• **WRITTEN INSTRUCTION**:
Review the listing and copy each line that holds the word "JSON".

────────────────────────────────────────

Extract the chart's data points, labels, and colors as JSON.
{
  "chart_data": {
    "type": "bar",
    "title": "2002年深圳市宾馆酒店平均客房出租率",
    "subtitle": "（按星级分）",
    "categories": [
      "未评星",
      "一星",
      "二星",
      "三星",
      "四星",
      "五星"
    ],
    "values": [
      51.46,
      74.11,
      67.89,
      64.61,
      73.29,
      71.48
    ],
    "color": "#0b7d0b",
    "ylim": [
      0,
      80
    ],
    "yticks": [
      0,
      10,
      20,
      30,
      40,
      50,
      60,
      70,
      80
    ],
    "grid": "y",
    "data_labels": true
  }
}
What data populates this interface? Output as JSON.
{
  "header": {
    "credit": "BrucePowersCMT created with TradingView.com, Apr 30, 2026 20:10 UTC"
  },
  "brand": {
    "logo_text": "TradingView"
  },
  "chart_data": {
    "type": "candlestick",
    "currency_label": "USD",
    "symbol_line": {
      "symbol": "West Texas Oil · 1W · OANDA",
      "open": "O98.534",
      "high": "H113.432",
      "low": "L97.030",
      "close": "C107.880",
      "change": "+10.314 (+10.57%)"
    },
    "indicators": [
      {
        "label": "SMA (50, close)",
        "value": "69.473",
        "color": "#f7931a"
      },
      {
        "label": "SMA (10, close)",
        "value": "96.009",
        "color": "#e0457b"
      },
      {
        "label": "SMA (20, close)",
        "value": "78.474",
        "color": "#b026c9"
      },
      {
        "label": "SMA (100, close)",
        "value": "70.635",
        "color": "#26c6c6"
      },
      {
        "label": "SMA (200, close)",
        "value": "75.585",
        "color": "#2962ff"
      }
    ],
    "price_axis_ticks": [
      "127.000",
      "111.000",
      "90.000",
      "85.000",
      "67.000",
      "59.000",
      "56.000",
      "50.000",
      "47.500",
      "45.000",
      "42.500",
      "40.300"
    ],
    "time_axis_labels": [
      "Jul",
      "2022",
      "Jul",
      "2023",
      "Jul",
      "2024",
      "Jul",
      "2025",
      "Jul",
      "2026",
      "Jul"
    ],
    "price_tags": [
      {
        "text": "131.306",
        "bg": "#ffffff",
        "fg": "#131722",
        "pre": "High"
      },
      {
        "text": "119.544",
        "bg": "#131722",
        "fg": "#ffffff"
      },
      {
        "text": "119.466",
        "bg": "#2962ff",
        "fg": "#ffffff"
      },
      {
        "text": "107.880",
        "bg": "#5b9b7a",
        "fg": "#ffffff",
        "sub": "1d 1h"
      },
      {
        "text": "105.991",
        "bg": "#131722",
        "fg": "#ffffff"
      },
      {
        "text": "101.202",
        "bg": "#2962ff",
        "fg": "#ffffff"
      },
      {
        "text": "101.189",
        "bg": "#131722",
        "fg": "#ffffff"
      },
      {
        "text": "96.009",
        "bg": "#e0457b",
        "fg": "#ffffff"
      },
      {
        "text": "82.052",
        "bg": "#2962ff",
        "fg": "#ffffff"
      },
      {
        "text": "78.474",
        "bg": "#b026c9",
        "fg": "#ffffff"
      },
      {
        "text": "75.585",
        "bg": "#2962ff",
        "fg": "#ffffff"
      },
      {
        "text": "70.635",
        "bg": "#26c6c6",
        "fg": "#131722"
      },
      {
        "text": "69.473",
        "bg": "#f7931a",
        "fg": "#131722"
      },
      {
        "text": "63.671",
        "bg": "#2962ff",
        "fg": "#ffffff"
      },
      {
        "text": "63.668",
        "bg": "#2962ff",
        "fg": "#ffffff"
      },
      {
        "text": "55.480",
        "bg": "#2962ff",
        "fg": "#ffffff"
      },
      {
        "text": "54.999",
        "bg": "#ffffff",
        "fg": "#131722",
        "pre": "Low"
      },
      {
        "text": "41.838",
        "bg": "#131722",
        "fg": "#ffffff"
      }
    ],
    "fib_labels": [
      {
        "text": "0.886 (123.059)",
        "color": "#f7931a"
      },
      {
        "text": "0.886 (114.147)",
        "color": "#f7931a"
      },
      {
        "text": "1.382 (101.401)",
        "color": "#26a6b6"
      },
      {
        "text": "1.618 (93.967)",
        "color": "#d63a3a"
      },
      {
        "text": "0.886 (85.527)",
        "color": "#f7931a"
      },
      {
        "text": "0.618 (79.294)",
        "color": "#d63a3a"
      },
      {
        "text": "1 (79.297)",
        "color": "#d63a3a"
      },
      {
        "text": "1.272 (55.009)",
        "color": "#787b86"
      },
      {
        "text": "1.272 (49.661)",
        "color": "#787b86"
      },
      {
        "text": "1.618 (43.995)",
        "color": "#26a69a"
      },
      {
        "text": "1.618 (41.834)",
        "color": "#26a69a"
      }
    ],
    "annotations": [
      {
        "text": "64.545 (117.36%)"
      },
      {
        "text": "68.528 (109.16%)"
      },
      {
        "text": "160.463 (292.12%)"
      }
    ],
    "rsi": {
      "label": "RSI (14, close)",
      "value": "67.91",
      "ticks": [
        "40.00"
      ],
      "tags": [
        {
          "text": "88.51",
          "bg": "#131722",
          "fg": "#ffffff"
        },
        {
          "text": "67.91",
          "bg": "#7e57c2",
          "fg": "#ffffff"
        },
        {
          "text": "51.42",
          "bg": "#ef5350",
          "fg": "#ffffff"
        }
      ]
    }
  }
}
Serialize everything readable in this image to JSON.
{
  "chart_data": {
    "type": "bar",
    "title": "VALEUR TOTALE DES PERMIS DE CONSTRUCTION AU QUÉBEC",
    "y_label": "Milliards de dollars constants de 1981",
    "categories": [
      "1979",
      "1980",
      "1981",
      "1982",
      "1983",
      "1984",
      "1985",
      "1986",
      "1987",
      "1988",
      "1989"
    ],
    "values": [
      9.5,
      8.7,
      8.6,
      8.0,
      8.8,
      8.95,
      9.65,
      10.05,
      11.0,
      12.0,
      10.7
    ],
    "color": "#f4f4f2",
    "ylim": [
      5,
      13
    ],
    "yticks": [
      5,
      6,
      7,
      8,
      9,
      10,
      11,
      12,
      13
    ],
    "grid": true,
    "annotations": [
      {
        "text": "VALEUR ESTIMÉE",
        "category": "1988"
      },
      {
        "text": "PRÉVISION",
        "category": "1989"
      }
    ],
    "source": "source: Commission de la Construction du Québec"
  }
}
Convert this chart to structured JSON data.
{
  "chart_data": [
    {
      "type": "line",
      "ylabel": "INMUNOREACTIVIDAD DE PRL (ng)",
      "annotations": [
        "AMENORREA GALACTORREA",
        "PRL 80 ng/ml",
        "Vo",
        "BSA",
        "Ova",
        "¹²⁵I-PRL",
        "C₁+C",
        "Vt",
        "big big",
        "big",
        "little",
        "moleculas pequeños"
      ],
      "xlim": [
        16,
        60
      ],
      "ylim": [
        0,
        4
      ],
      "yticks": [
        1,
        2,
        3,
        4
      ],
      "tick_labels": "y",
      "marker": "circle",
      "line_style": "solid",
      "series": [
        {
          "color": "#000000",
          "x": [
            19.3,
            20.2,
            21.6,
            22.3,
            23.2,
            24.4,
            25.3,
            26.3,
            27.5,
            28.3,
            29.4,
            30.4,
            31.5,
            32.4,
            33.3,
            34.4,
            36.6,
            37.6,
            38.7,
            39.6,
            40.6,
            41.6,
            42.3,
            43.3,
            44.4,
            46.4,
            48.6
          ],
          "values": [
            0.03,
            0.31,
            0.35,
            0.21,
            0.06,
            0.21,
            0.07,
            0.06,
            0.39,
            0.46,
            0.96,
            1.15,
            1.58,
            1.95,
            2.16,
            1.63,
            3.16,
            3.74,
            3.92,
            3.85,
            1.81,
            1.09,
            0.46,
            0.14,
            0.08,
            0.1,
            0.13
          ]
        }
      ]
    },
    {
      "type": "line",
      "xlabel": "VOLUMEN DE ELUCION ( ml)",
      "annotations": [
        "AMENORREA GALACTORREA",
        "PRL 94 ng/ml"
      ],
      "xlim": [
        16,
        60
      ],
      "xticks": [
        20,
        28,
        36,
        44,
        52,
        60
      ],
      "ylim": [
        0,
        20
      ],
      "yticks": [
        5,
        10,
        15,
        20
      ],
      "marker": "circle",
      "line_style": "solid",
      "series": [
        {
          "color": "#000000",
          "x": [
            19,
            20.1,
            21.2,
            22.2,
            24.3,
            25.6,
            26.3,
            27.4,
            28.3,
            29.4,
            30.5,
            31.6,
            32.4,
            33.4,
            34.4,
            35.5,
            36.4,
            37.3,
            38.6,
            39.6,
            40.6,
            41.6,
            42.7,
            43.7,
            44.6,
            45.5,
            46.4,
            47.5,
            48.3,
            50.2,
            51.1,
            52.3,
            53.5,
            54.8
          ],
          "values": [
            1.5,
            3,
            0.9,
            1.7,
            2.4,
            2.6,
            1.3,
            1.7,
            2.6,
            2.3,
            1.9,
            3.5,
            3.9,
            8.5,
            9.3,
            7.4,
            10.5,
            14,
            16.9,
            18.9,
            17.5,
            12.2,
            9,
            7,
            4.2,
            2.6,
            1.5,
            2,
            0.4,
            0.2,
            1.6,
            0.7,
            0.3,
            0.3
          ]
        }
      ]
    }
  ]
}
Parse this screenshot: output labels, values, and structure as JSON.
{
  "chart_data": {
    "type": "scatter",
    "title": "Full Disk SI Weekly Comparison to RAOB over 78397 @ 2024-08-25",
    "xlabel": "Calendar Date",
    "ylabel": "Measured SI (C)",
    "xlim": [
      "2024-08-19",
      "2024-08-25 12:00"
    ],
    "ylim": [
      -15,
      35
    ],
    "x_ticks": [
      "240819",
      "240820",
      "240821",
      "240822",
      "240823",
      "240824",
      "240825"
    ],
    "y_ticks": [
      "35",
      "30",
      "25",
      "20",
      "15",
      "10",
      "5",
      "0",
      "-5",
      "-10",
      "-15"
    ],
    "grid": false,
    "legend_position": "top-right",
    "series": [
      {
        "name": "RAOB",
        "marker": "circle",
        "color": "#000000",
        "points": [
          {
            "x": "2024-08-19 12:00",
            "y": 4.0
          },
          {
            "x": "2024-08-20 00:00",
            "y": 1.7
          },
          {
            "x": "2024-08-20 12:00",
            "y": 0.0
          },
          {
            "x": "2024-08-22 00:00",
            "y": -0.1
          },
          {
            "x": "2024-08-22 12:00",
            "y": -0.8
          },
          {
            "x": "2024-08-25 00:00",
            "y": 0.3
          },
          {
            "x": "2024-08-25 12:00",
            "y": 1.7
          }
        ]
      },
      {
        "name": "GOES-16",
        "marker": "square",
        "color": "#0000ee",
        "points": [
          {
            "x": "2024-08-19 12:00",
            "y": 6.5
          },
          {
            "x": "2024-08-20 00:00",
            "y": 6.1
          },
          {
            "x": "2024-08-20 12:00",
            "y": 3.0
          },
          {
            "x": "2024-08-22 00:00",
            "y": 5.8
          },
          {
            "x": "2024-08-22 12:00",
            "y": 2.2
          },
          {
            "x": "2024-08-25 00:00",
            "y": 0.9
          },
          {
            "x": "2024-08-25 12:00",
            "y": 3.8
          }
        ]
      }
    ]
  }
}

────────────────────────────────────────

• **ANSWER TO THE PROBLEM**:
Extract the chart's data points, labels, and colors as JSON.
What data populates this interface? Output as JSON.
Serialize everything readable in this image to JSON.
Convert this chart to structured JSON data.
Parse this screenshot: output labels, values, and structure as JSON.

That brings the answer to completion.